*Written task*
Images are excluded; otherwise, output every record exactly.

====== Extracted material

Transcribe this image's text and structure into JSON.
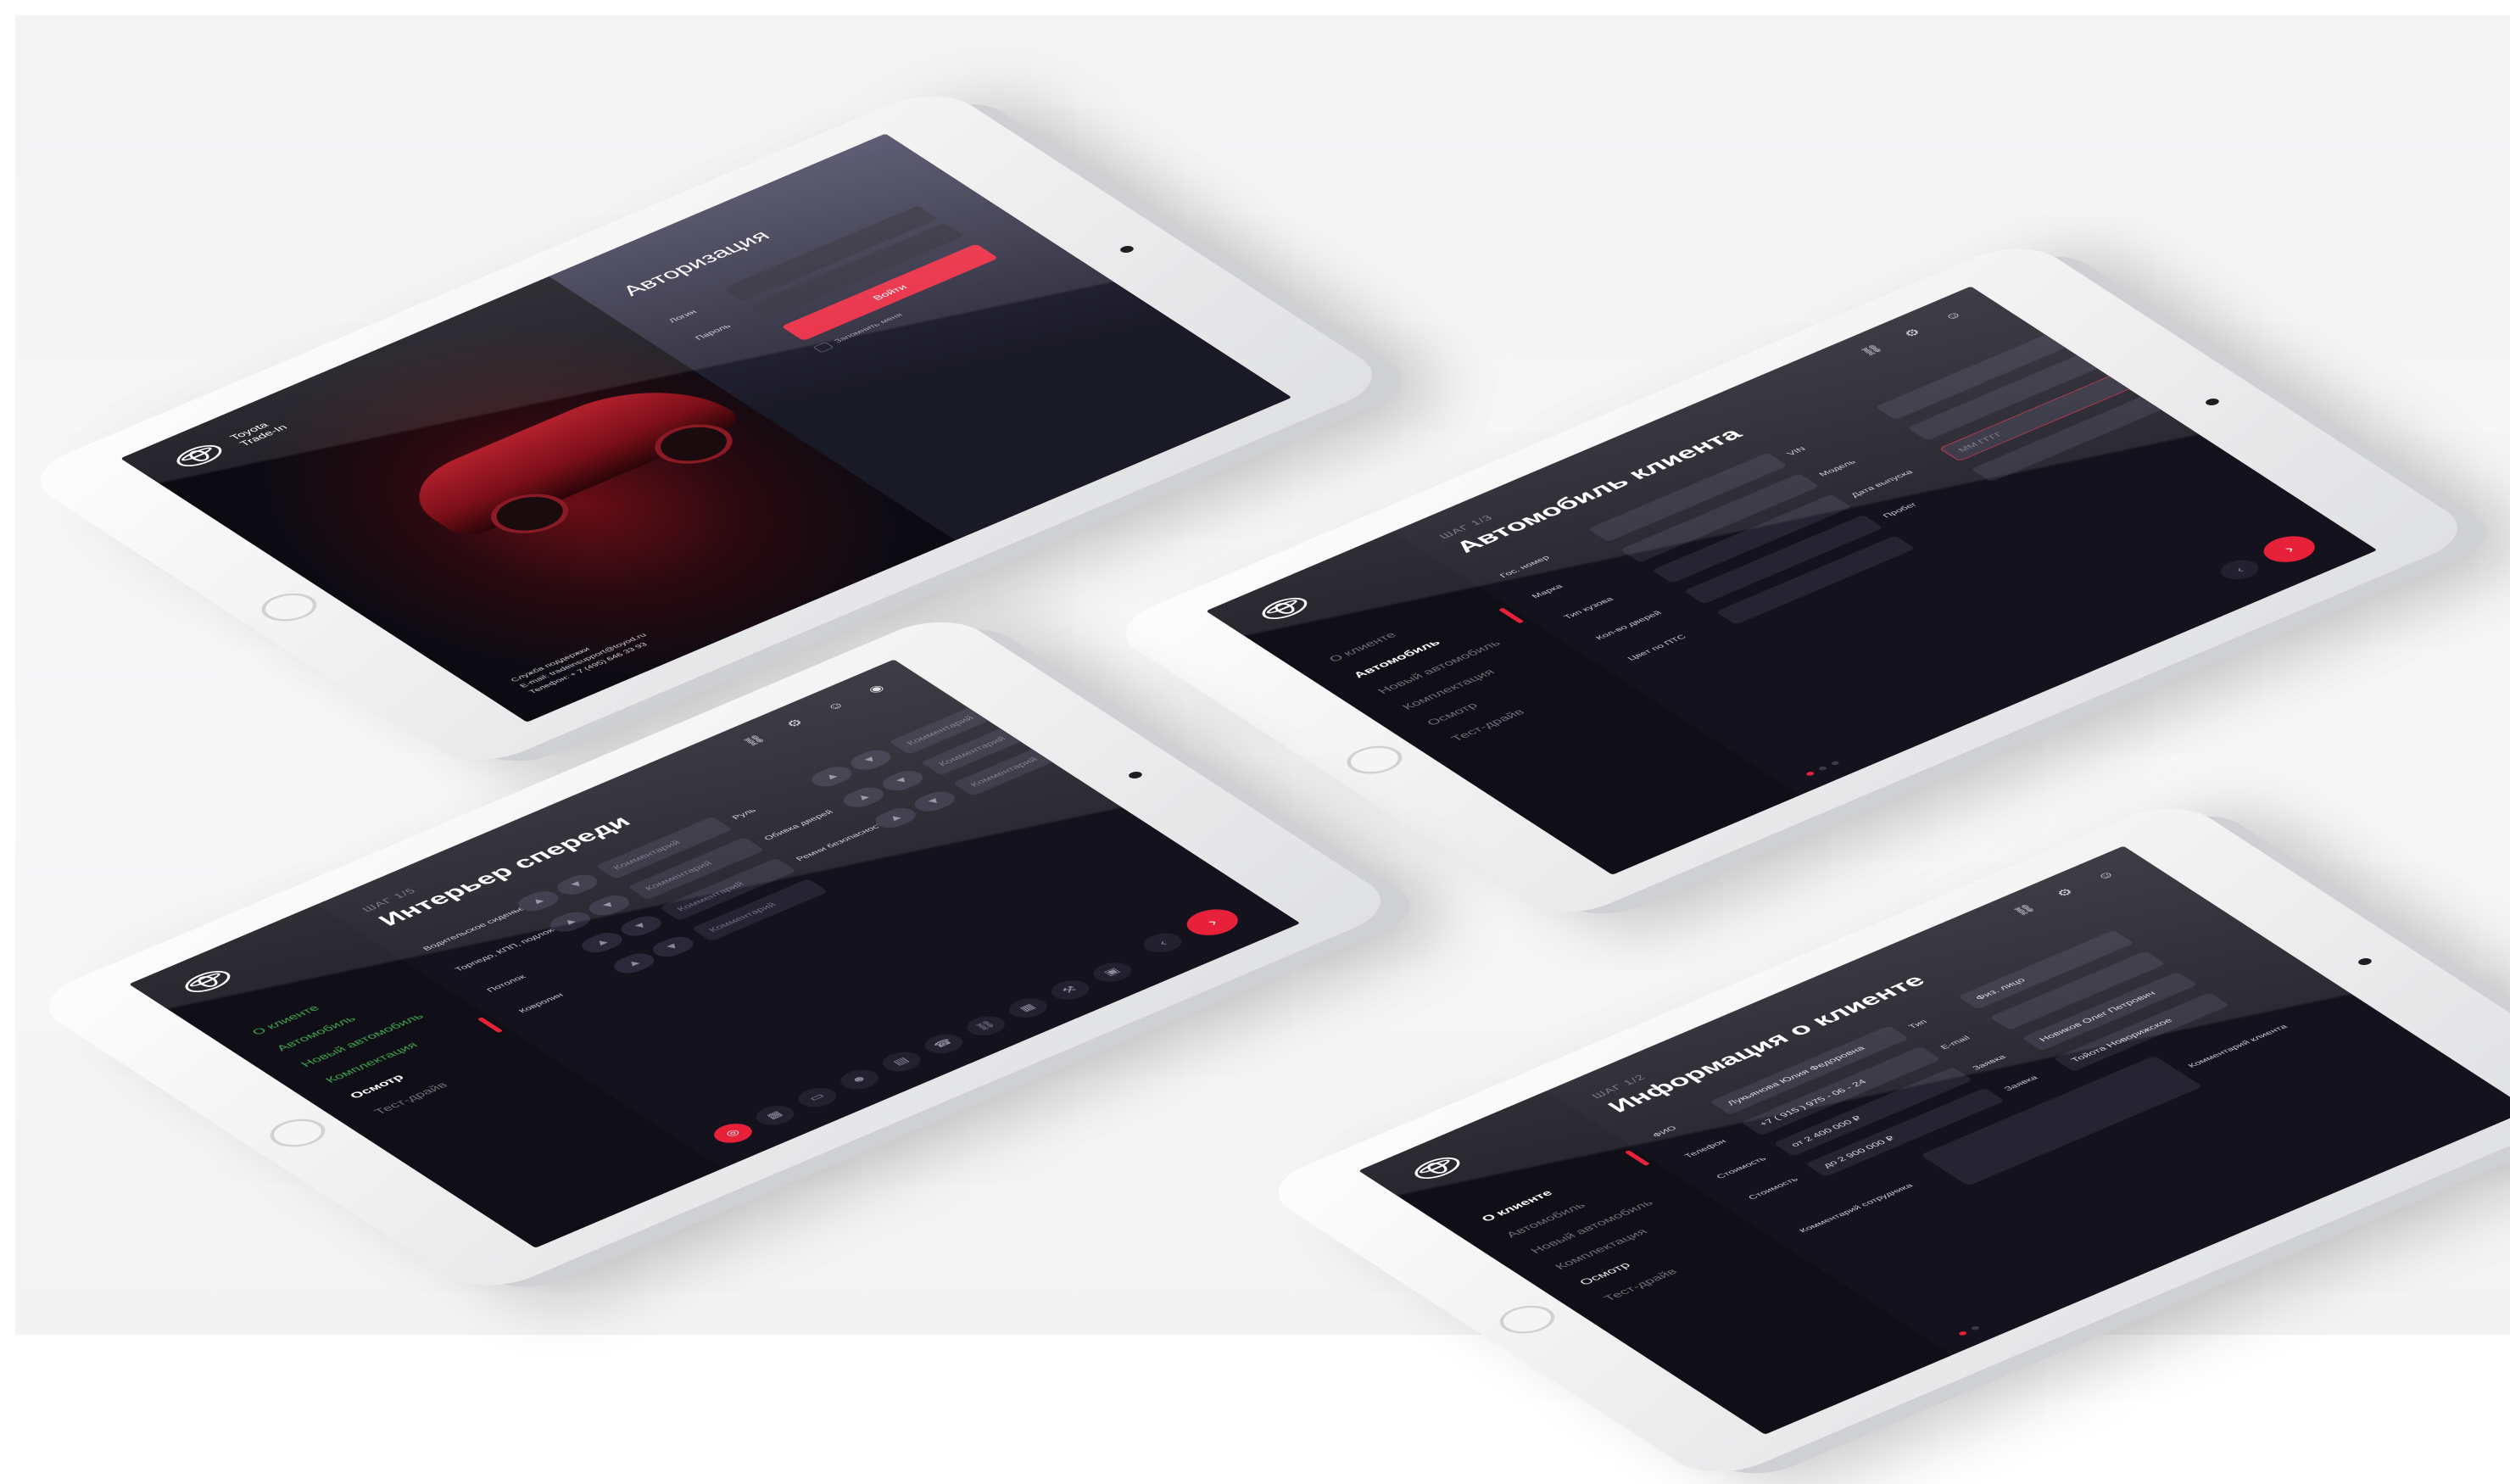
{
  "colors": {
    "accent": "#e8213a",
    "screen_bg": "#14131d",
    "success": "#3fa44d"
  },
  "login": {
    "brand": "Toyota\nTrade-In",
    "title": "Авторизация",
    "login_label": "Логин",
    "password_label": "Пароль",
    "submit": "Войти",
    "remember": "Запомнить меня",
    "support_line1": "Служба поддержки",
    "support_line2": "E-mail: tradeinsupport@toyod.ru",
    "support_line3": "Телефон: + 7 (495) 646 33 93"
  },
  "car_client": {
    "menu": [
      "О клиенте",
      "Автомобиль",
      "Новый автомобиль",
      "Комплектация",
      "Осмотр",
      "Тест-драйв"
    ],
    "step": "ШАГ 1/3",
    "title": "Автомобиль клиента",
    "labels": [
      "Гос. номер",
      "VIN",
      "Марка",
      "Модель",
      "Тип кузова",
      "Кол-во дверей",
      "Цвет по ПТС",
      "Дата выпуска",
      "Пробег"
    ],
    "date_placeholder": "ММ    ГГГГ",
    "toolbar_icons": [
      "car-icon",
      "gear-icon",
      "user-icon"
    ]
  },
  "interior": {
    "menu": [
      "О клиенте",
      "Автомобиль",
      "Новый автомобиль",
      "Комплектация",
      "Осмотр",
      "Тест-драйв"
    ],
    "step": "ШАГ 1/5",
    "title": "Интерьер спереди",
    "rows": [
      "Водительское сиденье",
      "Торпедо, КПП, подлокотники",
      "Потолок",
      "Ковролин",
      "Руль",
      "Обивка дверей",
      "Ремни безопасности"
    ],
    "comment_placeholder": "Комментарий"
  },
  "client_info": {
    "menu": [
      "О клиенте",
      "Автомобиль",
      "Новый автомобиль",
      "Комплектация",
      "Осмотр",
      "Тест-драйв"
    ],
    "step": "ШАГ 1/2",
    "title": "Информация о клиенте",
    "fields": [
      {
        "label": "ФИО",
        "value": "Лукьянова Юлия Федоровна"
      },
      {
        "label": "Телефон",
        "value": "+7 ( 915 ) 975 - 06 - 24"
      },
      {
        "label": "Стоимость",
        "value": "от 2 400 000 ₽"
      },
      {
        "label": "Стоимость",
        "value": "до 2 900 000 ₽"
      },
      {
        "label": "Тип",
        "value": "Физ. лицо"
      },
      {
        "label": "Заявка",
        "value": "Новиков Олег Петрович"
      },
      {
        "label": "Заявка",
        "value": "Тойота Новорижское"
      }
    ],
    "extra_labels": [
      "E-mail",
      "Комментарий сотрудника",
      "Комментарий клиента"
    ]
  }
}
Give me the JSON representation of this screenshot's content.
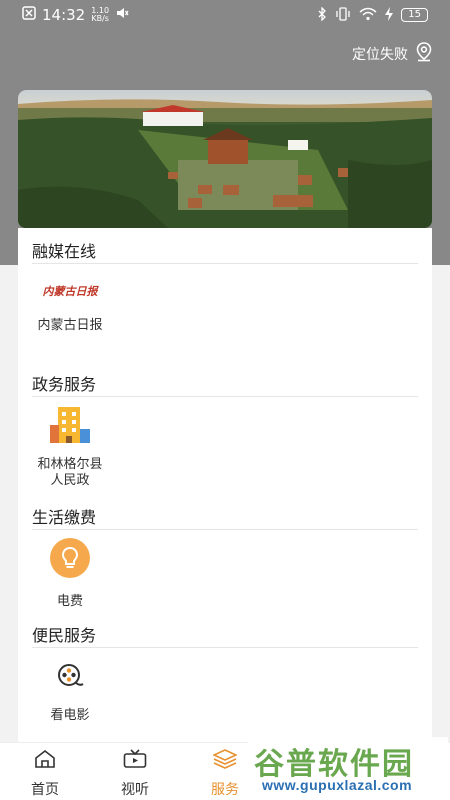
{
  "status_bar": {
    "time": "14:32",
    "speed_value": "1.10",
    "speed_unit": "KB/s",
    "battery": "15",
    "icons": [
      "notification-icon",
      "mute-icon",
      "bluetooth-icon",
      "vibrate-icon",
      "wifi-icon",
      "charging-icon"
    ]
  },
  "header": {
    "location_text": "定位失败",
    "location_icon": "location-pin-icon"
  },
  "sections": [
    {
      "title": "融媒在线",
      "items": [
        {
          "label": "内蒙古日报",
          "logo_text": "内蒙古日报",
          "icon": "newspaper-logo"
        }
      ]
    },
    {
      "title": "政务服务",
      "items": [
        {
          "label": "和林格尔县人民政",
          "icon": "building-icon"
        }
      ]
    },
    {
      "title": "生活缴费",
      "items": [
        {
          "label": "电费",
          "icon": "lightbulb-icon"
        }
      ]
    },
    {
      "title": "便民服务",
      "items": [
        {
          "label": "看电影",
          "icon": "film-reel-icon"
        }
      ]
    }
  ],
  "bottom_nav": [
    {
      "label": "首页",
      "icon": "home-icon"
    },
    {
      "label": "视听",
      "icon": "video-icon"
    },
    {
      "label": "服务",
      "icon": "layers-icon",
      "active": true
    }
  ],
  "watermark": {
    "text": "谷普软件园",
    "url": "www.gupuxlazal.com"
  },
  "colors": {
    "accent": "#e8912f",
    "header_bg": "#888888",
    "watermark_green": "#6aa84f",
    "watermark_blue": "#2b6fb3"
  }
}
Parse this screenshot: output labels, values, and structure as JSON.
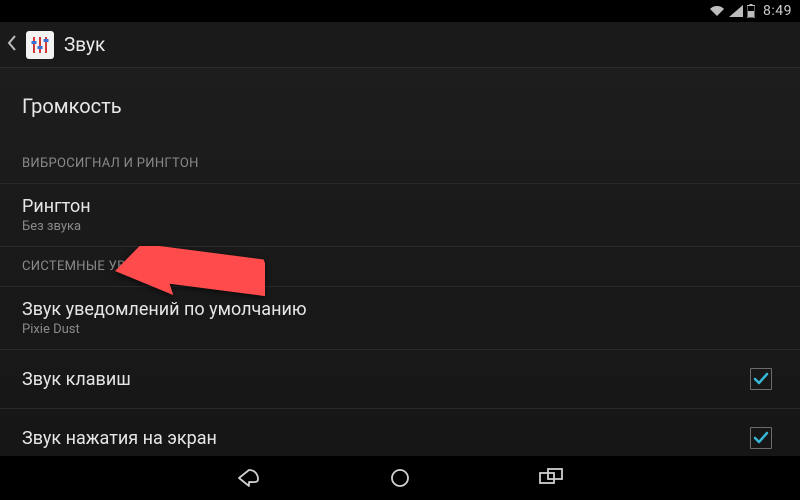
{
  "status": {
    "time": "8:49"
  },
  "header": {
    "title": "Звук"
  },
  "rows": {
    "volume": {
      "title": "Громкость"
    },
    "section_vibro": {
      "title": "ВИБРОСИГНАЛ И РИНГТОН"
    },
    "ringtone": {
      "title": "Рингтон",
      "sub": "Без звука"
    },
    "section_system": {
      "title": "СИСТЕМНЫЕ УВЕДОМЛЕНИЯ"
    },
    "default_notif": {
      "title": "Звук уведомлений по умолчанию",
      "sub": "Pixie Dust"
    },
    "dial_pad": {
      "title": "Звук клавиш"
    },
    "touch_sounds": {
      "title": "Звук нажатия на экран"
    }
  },
  "colors": {
    "accent": "#36b7d7",
    "annotation": "#ff4b4b"
  }
}
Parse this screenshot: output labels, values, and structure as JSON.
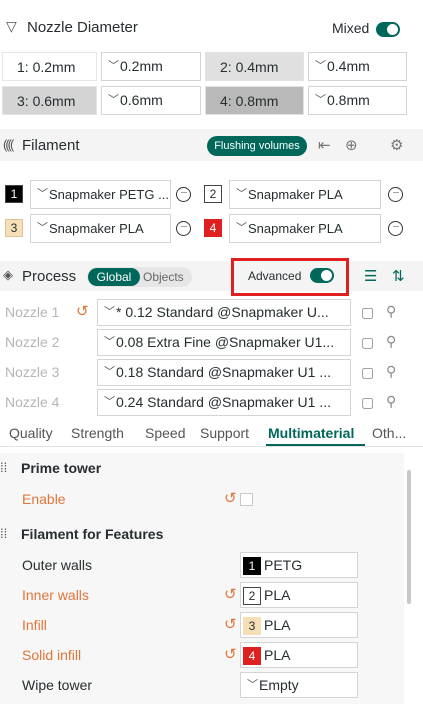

============

*The response*
Transcribe this image's text and structure into JSON.
{
  "colors": {
    "accent": "#e8213a",
    "screen_bg": "#14131d",
    "success": "#3fa44d"
  },
  "login": {
    "brand": "Toyota\nTrade-In",
    "title": "Авторизация",
    "login_label": "Логин",
    "password_label": "Пароль",
    "submit": "Войти",
    "remember": "Запомнить меня",
    "support_line1": "Служба поддержки",
    "support_line2": "E-mail: tradeinsupport@toyod.ru",
    "support_line3": "Телефон: + 7 (495) 646 33 93"
  },
  "car_client": {
    "menu": [
      "О клиенте",
      "Автомобиль",
      "Новый автомобиль",
      "Комплектация",
      "Осмотр",
      "Тест-драйв"
    ],
    "step": "ШАГ 1/3",
    "title": "Автомобиль клиента",
    "labels": [
      "Гос. номер",
      "VIN",
      "Марка",
      "Модель",
      "Тип кузова",
      "Кол-во дверей",
      "Цвет по ПТС",
      "Дата выпуска",
      "Пробег"
    ],
    "date_placeholder": "ММ    ГГГГ",
    "toolbar_icons": [
      "car-icon",
      "gear-icon",
      "user-icon"
    ]
  },
  "interior": {
    "menu": [
      "О клиенте",
      "Автомобиль",
      "Новый автомобиль",
      "Комплектация",
      "Осмотр",
      "Тест-драйв"
    ],
    "step": "ШАГ 1/5",
    "title": "Интерьер спереди",
    "rows": [
      "Водительское сиденье",
      "Торпедо, КПП, подлокотники",
      "Потолок",
      "Ковролин",
      "Руль",
      "Обивка дверей",
      "Ремни безопасности"
    ],
    "comment_placeholder": "Комментарий"
  },
  "client_info": {
    "menu": [
      "О клиенте",
      "Автомобиль",
      "Новый автомобиль",
      "Комплектация",
      "Осмотр",
      "Тест-драйв"
    ],
    "step": "ШАГ 1/2",
    "title": "Информация о клиенте",
    "fields": [
      {
        "label": "ФИО",
        "value": "Лукьянова Юлия Федоровна"
      },
      {
        "label": "Телефон",
        "value": "+7 ( 915 ) 975 - 06 - 24"
      },
      {
        "label": "Стоимость",
        "value": "от 2 400 000 ₽"
      },
      {
        "label": "Стоимость",
        "value": "до 2 900 000 ₽"
      },
      {
        "label": "Тип",
        "value": "Физ. лицо"
      },
      {
        "label": "Заявка",
        "value": "Новиков Олег Петрович"
      },
      {
        "label": "Заявка",
        "value": "Тойота Новорижское"
      }
    ],
    "extra_labels": [
      "E-mail",
      "Комментарий сотрудника",
      "Комментарий клиента"
    ]
  }
}
Give me the JSON representation of this screenshot's content.
{
  "status_bar": {
    "time": "14:32",
    "speed_value": "1.10",
    "speed_unit": "KB/s",
    "battery": "15",
    "icons": [
      "notification-icon",
      "mute-icon",
      "bluetooth-icon",
      "vibrate-icon",
      "wifi-icon",
      "charging-icon"
    ]
  },
  "header": {
    "location_text": "定位失败",
    "location_icon": "location-pin-icon"
  },
  "sections": [
    {
      "title": "融媒在线",
      "items": [
        {
          "label": "内蒙古日报",
          "logo_text": "内蒙古日报",
          "icon": "newspaper-logo"
        }
      ]
    },
    {
      "title": "政务服务",
      "items": [
        {
          "label": "和林格尔县人民政",
          "icon": "building-icon"
        }
      ]
    },
    {
      "title": "生活缴费",
      "items": [
        {
          "label": "电费",
          "icon": "lightbulb-icon"
        }
      ]
    },
    {
      "title": "便民服务",
      "items": [
        {
          "label": "看电影",
          "icon": "film-reel-icon"
        }
      ]
    }
  ],
  "bottom_nav": [
    {
      "label": "首页",
      "icon": "home-icon"
    },
    {
      "label": "视听",
      "icon": "video-icon"
    },
    {
      "label": "服务",
      "icon": "layers-icon",
      "active": true
    }
  ],
  "watermark": {
    "text": "谷普软件园",
    "url": "www.gupuxlazal.com"
  },
  "colors": {
    "accent": "#e8912f",
    "header_bg": "#888888",
    "watermark_green": "#6aa84f",
    "watermark_blue": "#2b6fb3"
  }
}
Parse this screenshot: output labels, values, and structure as JSON.
{
  "status": {
    "time": "8:49"
  },
  "header": {
    "title": "Звук"
  },
  "rows": {
    "volume": {
      "title": "Громкость"
    },
    "section_vibro": {
      "title": "ВИБРОСИГНАЛ И РИНГТОН"
    },
    "ringtone": {
      "title": "Рингтон",
      "sub": "Без звука"
    },
    "section_system": {
      "title": "СИСТЕМНЫЕ УВЕДОМЛЕНИЯ"
    },
    "default_notif": {
      "title": "Звук уведомлений по умолчанию",
      "sub": "Pixie Dust"
    },
    "dial_pad": {
      "title": "Звук клавиш"
    },
    "touch_sounds": {
      "title": "Звук нажатия на экран"
    }
  },
  "colors": {
    "accent": "#36b7d7",
    "annotation": "#ff4b4b"
  }
}
Parse this screenshot: output labels, values, and structure as JSON.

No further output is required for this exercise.